### WORK TO BE COMPLETED
Show every line from the data below that includes "Oseltamivir".

[Excerpts from a figure dataset]
########

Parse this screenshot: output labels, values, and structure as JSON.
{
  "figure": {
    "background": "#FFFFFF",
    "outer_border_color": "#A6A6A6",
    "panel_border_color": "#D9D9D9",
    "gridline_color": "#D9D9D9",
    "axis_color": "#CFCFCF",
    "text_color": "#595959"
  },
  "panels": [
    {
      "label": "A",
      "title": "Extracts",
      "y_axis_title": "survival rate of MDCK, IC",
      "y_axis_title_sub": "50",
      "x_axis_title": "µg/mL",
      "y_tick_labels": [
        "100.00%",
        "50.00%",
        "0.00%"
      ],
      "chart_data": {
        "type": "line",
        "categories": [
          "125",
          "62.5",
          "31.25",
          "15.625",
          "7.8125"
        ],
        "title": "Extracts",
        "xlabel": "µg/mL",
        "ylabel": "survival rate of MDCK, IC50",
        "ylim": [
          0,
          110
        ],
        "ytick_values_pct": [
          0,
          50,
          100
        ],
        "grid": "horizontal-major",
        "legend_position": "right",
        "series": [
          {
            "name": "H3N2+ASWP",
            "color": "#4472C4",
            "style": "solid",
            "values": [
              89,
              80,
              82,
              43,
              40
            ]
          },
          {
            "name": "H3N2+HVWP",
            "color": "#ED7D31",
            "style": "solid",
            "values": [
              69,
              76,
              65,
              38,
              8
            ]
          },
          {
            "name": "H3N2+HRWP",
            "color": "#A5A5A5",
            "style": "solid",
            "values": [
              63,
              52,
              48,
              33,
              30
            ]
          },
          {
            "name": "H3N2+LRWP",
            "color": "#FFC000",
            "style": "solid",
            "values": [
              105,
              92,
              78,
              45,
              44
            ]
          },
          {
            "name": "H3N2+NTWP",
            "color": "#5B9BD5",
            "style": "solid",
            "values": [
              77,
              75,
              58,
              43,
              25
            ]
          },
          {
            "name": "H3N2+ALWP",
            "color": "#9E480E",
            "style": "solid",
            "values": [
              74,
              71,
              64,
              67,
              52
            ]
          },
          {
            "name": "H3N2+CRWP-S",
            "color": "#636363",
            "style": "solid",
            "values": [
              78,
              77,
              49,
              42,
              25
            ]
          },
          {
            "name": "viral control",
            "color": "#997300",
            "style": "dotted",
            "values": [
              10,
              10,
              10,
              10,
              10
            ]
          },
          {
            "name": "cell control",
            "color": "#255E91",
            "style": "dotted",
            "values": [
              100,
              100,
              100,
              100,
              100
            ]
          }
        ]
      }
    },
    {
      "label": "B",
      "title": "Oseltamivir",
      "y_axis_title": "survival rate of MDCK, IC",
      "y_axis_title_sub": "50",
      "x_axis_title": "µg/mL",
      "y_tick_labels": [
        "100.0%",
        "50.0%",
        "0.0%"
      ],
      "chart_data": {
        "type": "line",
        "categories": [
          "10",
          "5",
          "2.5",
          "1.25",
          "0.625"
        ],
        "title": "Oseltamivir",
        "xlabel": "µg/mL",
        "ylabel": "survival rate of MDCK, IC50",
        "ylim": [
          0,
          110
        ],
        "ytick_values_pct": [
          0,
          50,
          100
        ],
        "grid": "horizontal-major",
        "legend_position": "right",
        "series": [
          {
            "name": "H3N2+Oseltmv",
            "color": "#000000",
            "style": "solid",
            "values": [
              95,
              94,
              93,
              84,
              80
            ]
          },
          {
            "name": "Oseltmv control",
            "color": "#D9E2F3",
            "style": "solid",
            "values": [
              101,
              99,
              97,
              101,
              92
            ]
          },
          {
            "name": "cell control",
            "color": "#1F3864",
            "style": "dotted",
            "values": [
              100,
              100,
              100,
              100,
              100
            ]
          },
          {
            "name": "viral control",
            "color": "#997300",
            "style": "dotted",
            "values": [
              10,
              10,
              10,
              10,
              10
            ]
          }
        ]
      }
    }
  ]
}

########

### EXERCISE SOLUTION
      "title": "Oseltamivir",
        "title": "Oseltamivir",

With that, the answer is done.